(Extracted data entries)
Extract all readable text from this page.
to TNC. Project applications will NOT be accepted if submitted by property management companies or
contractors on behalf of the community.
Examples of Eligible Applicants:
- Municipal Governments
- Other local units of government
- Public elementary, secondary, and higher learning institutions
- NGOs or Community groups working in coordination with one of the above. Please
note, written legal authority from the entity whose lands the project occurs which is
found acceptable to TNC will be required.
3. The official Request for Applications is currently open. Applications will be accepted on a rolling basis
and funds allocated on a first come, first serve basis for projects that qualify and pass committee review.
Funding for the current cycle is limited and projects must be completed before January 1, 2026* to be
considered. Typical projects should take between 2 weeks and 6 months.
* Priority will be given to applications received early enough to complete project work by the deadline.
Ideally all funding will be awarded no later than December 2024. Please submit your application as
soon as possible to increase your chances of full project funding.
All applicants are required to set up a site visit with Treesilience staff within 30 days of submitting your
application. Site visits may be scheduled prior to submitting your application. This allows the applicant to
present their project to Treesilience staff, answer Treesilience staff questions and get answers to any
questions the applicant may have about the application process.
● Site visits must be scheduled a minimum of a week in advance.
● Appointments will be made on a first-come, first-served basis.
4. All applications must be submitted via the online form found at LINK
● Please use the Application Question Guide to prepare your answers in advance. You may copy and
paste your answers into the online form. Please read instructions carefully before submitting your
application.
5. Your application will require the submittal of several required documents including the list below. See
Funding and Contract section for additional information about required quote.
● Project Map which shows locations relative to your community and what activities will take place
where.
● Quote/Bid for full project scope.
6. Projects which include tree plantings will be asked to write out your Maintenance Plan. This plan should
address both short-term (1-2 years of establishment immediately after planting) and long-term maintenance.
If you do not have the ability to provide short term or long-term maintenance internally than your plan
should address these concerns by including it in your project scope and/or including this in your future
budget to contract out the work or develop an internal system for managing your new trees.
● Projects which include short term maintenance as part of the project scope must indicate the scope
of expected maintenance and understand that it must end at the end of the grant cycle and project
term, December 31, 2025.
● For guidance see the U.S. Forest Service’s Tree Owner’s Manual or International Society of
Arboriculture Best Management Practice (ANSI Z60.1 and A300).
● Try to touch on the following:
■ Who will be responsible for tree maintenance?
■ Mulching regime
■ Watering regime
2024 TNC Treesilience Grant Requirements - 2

# SET EXERCISE:
List each line holding the string "term".

# WRITTEN ANSWER:
address both short-term (1-2 years of establishment immediately after planting) and long-term maintenance.
If you do not have the ability to provide short term or long-term maintenance internally than your plan
● Projects which include short term maintenance as part of the project scope must indicate the scope
term, December 31, 2025.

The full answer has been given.